What to produce - Extract every line that includes the string "times".

+++++

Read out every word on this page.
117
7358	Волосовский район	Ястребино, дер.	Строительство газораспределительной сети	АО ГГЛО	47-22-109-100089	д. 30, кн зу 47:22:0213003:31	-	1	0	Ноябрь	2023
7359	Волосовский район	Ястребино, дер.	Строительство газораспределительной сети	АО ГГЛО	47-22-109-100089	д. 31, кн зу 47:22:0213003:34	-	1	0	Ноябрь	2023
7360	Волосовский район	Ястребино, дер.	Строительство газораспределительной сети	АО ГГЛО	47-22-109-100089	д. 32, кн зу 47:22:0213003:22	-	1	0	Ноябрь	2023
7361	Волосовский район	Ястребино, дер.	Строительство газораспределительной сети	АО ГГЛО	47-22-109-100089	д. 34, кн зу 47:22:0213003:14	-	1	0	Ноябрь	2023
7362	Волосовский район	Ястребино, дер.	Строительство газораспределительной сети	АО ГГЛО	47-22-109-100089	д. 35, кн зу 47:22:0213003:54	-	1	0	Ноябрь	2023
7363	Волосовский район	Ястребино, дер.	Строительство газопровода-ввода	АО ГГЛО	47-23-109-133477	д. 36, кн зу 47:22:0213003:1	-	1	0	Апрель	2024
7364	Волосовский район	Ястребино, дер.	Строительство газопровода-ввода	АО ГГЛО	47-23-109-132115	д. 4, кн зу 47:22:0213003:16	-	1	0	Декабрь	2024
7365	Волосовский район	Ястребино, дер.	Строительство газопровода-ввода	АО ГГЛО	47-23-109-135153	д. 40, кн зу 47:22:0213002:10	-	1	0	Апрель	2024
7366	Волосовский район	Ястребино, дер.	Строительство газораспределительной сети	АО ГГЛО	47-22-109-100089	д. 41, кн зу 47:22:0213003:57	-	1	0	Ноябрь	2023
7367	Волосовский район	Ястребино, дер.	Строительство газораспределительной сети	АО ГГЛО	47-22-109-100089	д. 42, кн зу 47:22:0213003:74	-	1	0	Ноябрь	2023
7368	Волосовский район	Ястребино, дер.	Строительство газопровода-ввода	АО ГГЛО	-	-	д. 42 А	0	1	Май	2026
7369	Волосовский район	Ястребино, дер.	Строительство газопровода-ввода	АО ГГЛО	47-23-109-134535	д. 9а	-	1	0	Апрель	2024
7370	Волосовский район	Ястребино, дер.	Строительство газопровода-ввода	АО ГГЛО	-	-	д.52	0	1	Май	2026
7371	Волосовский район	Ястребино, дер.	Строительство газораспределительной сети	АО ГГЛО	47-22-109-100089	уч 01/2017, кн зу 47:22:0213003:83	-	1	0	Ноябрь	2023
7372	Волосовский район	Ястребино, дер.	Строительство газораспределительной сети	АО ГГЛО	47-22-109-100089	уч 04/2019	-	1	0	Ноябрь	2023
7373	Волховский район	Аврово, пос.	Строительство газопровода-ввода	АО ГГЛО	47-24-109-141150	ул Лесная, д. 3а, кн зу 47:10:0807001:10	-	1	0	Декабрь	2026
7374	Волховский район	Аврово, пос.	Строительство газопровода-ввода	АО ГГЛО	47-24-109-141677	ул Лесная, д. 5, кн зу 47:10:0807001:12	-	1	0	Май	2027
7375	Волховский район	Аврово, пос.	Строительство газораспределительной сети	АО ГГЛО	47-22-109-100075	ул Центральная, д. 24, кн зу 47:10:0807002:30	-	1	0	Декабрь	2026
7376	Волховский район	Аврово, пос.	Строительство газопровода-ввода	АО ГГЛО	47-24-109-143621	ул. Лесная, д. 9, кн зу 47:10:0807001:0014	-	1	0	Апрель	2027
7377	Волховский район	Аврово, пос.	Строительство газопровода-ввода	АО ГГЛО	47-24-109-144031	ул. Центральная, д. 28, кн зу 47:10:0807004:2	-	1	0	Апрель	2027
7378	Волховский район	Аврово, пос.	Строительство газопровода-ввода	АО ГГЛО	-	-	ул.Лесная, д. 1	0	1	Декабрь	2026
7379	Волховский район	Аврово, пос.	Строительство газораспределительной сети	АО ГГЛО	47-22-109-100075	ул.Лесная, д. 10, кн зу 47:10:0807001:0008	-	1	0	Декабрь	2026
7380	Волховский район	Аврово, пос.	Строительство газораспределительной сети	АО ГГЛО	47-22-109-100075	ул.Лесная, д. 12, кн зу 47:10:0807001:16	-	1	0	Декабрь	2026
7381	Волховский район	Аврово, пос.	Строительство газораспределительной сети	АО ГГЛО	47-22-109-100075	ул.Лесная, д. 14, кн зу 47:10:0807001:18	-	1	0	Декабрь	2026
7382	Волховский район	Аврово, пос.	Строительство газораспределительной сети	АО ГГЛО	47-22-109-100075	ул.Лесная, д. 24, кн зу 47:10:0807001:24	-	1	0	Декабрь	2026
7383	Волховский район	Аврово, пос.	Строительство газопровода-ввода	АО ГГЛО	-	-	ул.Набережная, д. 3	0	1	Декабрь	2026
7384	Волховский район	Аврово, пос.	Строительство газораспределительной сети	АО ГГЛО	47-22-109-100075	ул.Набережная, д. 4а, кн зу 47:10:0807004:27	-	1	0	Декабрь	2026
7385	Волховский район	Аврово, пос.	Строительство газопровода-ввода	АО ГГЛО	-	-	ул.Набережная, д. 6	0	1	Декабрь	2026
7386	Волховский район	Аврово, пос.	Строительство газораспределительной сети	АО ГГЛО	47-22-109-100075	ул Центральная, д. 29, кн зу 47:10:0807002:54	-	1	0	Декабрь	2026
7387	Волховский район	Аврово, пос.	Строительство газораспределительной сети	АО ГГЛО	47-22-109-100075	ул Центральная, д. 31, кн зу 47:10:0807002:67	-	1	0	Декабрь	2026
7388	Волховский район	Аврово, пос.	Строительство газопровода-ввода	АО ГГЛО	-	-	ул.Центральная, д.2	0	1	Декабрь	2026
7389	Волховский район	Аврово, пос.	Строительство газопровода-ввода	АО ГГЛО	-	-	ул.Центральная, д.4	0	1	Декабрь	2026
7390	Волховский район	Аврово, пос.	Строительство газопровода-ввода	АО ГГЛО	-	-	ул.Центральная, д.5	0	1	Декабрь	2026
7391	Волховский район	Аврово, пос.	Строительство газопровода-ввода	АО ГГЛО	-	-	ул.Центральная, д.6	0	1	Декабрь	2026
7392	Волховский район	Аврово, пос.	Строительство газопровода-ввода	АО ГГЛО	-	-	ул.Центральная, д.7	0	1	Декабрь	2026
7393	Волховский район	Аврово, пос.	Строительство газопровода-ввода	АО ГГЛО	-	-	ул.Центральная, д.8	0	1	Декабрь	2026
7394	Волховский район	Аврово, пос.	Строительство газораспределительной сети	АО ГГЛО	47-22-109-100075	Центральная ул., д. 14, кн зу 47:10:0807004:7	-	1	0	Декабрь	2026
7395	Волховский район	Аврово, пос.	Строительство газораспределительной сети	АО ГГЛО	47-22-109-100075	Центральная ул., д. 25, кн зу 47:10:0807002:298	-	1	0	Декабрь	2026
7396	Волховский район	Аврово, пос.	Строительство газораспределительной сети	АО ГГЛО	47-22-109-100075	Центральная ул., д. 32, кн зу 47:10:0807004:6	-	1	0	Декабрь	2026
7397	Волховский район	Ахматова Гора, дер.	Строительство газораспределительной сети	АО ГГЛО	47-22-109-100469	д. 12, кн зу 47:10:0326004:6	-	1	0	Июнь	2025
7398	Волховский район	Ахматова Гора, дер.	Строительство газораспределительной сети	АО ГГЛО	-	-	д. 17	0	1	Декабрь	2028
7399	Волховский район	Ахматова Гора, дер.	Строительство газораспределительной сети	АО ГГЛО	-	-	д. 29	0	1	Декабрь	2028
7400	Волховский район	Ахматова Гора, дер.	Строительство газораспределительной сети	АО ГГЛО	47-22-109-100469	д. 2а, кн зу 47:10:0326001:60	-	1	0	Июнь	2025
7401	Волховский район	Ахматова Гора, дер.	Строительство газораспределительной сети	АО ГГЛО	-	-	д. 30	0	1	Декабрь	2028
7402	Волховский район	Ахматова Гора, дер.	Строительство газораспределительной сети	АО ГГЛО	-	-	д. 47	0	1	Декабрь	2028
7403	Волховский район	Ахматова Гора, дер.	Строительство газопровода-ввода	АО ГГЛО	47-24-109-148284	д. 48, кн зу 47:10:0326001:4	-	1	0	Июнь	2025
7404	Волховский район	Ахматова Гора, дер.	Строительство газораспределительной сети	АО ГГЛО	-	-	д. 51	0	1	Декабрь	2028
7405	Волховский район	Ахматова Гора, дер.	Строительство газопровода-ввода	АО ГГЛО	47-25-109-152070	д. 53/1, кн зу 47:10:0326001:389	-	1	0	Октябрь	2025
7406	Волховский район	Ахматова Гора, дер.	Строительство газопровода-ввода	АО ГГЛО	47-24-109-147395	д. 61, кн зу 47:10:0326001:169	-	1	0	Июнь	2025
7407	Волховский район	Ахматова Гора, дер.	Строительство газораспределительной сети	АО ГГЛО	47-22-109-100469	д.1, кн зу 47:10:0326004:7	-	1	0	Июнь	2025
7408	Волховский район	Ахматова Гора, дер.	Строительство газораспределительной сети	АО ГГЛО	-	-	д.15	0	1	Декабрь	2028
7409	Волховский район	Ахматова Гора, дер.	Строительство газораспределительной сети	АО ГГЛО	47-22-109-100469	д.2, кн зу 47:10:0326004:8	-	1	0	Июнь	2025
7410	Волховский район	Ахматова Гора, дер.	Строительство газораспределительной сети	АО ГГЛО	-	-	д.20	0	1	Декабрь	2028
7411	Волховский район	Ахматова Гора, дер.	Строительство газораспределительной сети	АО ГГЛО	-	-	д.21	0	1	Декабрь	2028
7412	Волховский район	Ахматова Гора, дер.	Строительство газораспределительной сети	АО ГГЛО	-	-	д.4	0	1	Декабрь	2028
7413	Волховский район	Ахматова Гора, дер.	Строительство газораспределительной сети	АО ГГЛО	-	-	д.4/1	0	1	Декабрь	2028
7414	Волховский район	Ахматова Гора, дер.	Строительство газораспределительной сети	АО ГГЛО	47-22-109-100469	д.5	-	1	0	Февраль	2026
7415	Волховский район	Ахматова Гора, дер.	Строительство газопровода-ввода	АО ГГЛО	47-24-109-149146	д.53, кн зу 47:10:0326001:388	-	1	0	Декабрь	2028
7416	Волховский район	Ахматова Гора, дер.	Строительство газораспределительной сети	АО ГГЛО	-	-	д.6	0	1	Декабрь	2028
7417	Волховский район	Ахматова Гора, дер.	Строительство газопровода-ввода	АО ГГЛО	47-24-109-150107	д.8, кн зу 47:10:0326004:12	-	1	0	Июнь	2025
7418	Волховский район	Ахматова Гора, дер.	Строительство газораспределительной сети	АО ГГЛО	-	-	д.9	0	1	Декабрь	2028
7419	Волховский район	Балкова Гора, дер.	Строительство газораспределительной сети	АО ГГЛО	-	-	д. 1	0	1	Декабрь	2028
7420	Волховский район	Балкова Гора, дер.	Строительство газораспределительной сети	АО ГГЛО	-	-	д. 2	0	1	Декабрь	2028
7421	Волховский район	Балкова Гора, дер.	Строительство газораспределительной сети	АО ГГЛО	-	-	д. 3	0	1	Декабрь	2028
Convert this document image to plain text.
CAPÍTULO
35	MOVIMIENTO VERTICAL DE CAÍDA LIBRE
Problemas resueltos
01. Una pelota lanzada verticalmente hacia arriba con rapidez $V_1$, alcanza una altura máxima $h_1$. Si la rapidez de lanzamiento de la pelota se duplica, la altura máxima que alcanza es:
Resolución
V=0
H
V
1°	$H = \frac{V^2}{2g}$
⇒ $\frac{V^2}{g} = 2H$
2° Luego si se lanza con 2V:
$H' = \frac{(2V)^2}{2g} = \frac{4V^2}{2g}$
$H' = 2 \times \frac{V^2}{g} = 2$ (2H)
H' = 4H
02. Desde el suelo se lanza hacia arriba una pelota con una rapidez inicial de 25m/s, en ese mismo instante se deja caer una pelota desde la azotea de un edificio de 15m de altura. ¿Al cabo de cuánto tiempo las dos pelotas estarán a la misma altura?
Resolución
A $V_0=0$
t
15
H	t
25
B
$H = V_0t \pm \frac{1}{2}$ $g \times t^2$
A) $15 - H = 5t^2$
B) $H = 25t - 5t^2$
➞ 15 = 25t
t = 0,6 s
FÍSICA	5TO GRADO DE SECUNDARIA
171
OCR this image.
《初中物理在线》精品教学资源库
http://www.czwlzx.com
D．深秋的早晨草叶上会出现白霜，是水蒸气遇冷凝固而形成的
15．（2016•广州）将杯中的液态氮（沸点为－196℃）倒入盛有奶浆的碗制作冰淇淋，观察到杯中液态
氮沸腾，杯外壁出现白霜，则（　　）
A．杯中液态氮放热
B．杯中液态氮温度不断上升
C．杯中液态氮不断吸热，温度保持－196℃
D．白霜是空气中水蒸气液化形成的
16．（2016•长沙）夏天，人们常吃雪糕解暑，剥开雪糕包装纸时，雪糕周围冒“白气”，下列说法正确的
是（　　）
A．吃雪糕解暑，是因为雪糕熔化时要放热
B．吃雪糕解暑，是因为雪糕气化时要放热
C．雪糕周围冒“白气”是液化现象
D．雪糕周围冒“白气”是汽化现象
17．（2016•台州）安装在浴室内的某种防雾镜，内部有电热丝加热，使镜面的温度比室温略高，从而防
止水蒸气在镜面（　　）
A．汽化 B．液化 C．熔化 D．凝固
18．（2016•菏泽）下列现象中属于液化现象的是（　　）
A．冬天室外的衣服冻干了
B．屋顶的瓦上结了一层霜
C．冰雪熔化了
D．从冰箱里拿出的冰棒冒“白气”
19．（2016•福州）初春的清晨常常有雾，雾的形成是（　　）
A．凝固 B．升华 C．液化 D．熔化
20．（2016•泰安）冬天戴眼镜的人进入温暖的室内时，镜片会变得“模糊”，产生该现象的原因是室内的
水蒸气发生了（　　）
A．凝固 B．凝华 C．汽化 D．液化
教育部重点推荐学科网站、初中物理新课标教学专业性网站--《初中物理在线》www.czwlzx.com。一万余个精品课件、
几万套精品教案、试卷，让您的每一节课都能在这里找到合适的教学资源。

+++++

Solution -
$H' = 2 \times \frac{V^2}{g} = 2$ (2H)
$H = V_0t \pm \frac{1}{2}$ $g \times t^2$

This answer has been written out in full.